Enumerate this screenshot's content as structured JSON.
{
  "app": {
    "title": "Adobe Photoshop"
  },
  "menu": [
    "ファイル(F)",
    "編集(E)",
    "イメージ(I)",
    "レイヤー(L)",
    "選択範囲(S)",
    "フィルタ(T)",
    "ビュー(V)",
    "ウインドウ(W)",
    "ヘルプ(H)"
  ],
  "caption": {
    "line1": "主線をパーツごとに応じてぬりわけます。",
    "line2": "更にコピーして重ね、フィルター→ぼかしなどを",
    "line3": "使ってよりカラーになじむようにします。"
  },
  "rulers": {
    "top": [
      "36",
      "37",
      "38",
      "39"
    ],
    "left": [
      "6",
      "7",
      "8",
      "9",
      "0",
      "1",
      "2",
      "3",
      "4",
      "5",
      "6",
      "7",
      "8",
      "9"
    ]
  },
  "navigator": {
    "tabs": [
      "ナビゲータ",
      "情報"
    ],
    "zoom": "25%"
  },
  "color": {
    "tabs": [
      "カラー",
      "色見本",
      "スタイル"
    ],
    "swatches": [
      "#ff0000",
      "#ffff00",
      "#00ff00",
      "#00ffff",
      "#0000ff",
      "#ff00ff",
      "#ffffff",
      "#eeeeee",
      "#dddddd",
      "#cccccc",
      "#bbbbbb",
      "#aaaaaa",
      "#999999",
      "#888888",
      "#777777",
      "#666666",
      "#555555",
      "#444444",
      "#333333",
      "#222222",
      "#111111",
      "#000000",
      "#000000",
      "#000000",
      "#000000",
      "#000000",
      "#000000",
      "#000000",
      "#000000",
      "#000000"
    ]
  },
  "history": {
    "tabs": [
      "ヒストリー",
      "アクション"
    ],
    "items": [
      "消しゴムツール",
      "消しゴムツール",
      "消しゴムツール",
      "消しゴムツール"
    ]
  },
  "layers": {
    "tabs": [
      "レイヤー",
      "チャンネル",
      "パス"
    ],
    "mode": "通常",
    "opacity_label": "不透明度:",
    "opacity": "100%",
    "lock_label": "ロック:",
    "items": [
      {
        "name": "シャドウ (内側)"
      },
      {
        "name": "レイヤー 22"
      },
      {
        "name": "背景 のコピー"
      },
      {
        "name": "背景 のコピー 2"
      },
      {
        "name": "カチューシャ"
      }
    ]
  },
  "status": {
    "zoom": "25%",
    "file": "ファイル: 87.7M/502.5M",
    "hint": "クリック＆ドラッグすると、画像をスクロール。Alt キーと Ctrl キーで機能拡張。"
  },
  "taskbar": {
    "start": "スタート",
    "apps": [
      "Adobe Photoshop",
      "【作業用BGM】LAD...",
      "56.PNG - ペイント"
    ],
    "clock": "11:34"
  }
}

- [Goal]
For the string "Photoshop", count the lines of the entries above that include it; answer with the number only.

- [Answer to the problem]
2